Neste Dia Mundial da Prevenção do Câncer de Colo de Útero, celebrado nesta quinta-feira (26), ginecologistas do Hospital do Servidor Público Estadual (HSPE) de São Paulo reforçam estratégias para evitar a doença. Para isso, é importante estar atento a lesões pré-cancerígenas e evitar a doença detectados a partir de exames preventivos.
O câncer de colo de útero (CCU) é o terceiro entre os tipos de câncer mais incidentes em mulheres, no Brasil, segundo o Instituto Nacional de Câncer (INCA). A doença, também conhecida como câncer cervical, surge a partir de alterações celulares no colo do útero.
O problema é causado geralmente por infecções pelo papilomavírus humano (HPV), sobretudo dos subtipos HPV-16 e HPV-18, responsáveis por cerca de 70% dos casos. A prevenção pode ser feita por meio da vacinação contra o HPV e da realização de exames preventivos com o teste de detecção da presença do vírus HPV oncogênico e o papanicolau (exame citopatológico).

## DADOS REGISTRADOS
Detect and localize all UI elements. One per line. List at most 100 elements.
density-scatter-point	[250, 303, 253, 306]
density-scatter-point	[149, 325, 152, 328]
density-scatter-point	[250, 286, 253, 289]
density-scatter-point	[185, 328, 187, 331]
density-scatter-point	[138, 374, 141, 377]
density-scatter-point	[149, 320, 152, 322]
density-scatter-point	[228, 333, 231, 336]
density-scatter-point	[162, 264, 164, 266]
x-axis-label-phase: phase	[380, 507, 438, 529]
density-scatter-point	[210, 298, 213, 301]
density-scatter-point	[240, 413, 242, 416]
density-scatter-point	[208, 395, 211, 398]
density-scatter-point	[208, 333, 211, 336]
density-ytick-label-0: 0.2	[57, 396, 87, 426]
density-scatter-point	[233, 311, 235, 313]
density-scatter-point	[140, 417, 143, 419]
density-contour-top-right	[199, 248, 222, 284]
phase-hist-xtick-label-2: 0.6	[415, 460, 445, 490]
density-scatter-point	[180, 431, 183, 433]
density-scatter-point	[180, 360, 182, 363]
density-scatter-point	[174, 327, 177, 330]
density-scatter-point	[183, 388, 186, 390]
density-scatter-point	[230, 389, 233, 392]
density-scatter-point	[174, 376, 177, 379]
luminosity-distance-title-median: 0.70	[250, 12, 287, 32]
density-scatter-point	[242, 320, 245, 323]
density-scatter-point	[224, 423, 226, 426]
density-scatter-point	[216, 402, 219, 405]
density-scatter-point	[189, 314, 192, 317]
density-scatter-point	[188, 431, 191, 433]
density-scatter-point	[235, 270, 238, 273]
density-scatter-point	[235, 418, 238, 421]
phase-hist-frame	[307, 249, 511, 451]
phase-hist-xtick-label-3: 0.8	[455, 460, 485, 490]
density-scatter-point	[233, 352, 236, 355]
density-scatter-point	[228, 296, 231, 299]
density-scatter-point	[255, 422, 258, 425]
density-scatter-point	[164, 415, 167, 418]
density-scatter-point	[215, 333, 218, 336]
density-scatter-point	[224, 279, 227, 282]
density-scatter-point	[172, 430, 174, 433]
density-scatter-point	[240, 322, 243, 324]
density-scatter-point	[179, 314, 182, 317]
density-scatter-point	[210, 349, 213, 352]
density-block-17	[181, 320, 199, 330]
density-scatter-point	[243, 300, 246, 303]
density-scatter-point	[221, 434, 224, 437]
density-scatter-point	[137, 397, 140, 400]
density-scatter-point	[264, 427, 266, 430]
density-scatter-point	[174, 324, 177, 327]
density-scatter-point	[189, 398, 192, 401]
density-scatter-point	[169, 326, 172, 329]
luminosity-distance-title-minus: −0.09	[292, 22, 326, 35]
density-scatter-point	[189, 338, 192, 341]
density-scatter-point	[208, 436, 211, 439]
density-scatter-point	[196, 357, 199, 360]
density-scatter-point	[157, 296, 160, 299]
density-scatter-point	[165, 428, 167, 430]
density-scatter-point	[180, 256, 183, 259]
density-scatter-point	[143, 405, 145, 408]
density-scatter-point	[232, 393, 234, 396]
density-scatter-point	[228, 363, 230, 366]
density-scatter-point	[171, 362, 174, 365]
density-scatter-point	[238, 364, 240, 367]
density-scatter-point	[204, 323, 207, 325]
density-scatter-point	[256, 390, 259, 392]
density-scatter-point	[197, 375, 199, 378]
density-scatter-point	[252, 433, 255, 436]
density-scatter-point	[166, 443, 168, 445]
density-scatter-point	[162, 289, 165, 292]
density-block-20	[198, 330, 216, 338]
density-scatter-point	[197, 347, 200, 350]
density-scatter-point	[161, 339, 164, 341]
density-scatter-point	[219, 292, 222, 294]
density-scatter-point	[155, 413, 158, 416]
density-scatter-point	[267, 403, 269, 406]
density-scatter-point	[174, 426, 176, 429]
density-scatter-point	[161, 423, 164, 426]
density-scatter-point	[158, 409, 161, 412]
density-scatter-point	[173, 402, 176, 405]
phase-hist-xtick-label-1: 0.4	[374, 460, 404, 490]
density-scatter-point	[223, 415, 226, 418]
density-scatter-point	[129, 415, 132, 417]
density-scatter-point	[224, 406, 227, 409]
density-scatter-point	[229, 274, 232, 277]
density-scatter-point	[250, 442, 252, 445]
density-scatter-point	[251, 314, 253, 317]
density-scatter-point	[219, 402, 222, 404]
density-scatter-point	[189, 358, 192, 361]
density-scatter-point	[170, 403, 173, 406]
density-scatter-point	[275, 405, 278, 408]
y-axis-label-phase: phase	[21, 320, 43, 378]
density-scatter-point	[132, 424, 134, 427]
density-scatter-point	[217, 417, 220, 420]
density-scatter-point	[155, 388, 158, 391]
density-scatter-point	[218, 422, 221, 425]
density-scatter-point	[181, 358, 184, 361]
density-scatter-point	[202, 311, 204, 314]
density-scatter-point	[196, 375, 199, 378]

## OBJETIVO DO EXERCÍCIO
Reproduza todo o trecho do texto fornecido que vai desde "O câncer de colo de útero (CCU)" até "colo do útero.", trocando "câncer cervical" por "carcinoma cervical".

## RESULTADO
O câncer de colo de útero (CCU) é o terceiro entre os tipos de câncer mais incidentes em mulheres, no Brasil, segundo o Instituto Nacional de Câncer (INCA). A doença, também conhecida como carcinoma cervical, surge a partir de alterações celulares no colo do útero.